*WORK INSTRUCTIONS*
Only the number is wanted: count the lines that include the word "color".

-- Begin --

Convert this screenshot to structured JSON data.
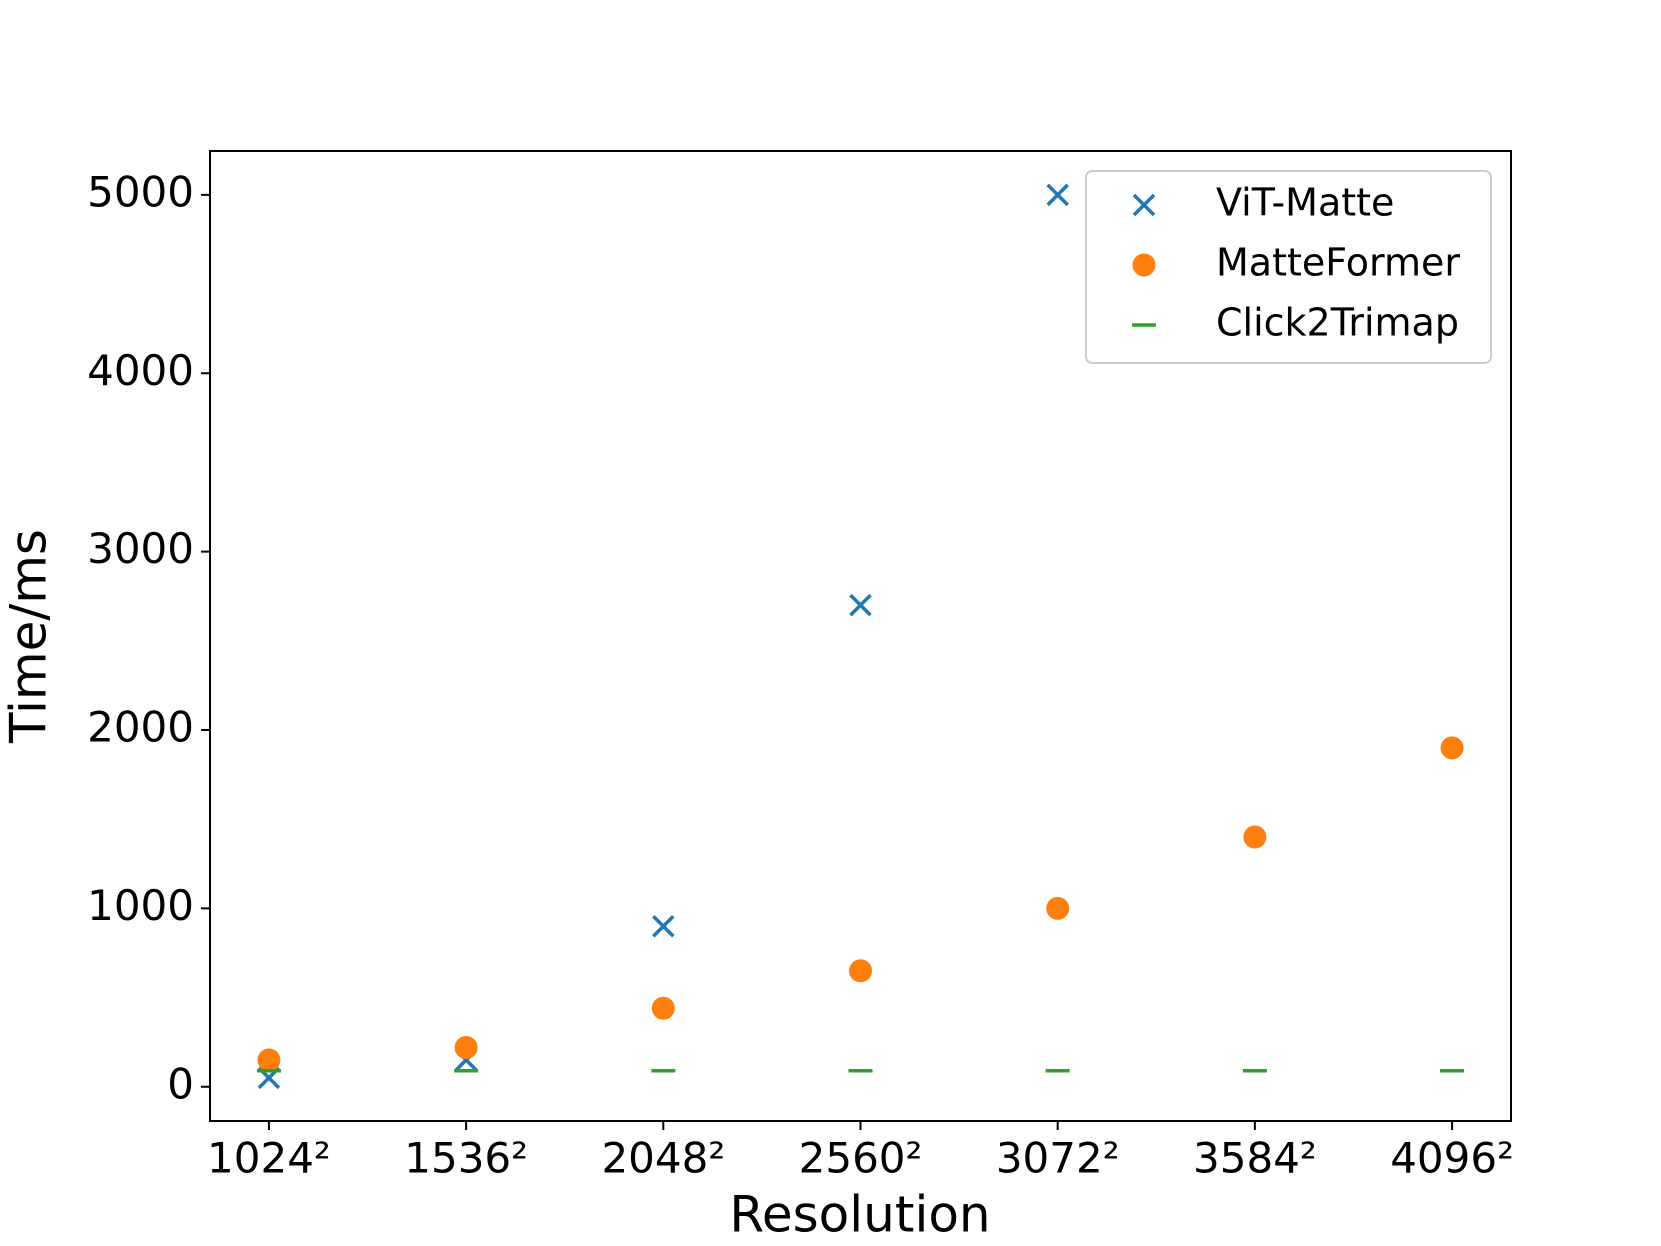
{
  "chart_data": {
    "type": "scatter",
    "x_label": "Resolution",
    "y_label": "Time/ms",
    "x": [
      1024,
      1536,
      2048,
      2560,
      3072,
      3584,
      4096
    ],
    "series": [
      {
        "name": "ViT-Matte",
        "color": "#1f77b4",
        "marker": "x",
        "values": [
          50,
          150,
          900,
          2700,
          5000,
          null,
          null
        ]
      },
      {
        "name": "MatteFormer",
        "color": "#ff7f0e",
        "marker": "o",
        "values": [
          150,
          220,
          440,
          650,
          1000,
          1400,
          1900
        ]
      },
      {
        "name": "Click2Trimap",
        "color": "#2ca02c",
        "marker": "_",
        "values": [
          90,
          90,
          90,
          90,
          90,
          90,
          90
        ]
      }
    ],
    "xlim": [
      871,
      4249
    ],
    "ylim": [
      -192,
      5246
    ],
    "xticks": [
      {
        "value": 1024,
        "label": "1024²"
      },
      {
        "value": 1536,
        "label": "1536²"
      },
      {
        "value": 2048,
        "label": "2048²"
      },
      {
        "value": 2560,
        "label": "2560²"
      },
      {
        "value": 3072,
        "label": "3072²"
      },
      {
        "value": 3584,
        "label": "3584²"
      },
      {
        "value": 4096,
        "label": "4096²"
      }
    ],
    "yticks": [
      0,
      1000,
      2000,
      3000,
      4000,
      5000
    ],
    "legend": "upper right",
    "grid": false
  }
}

-- End --

*RESULT*
3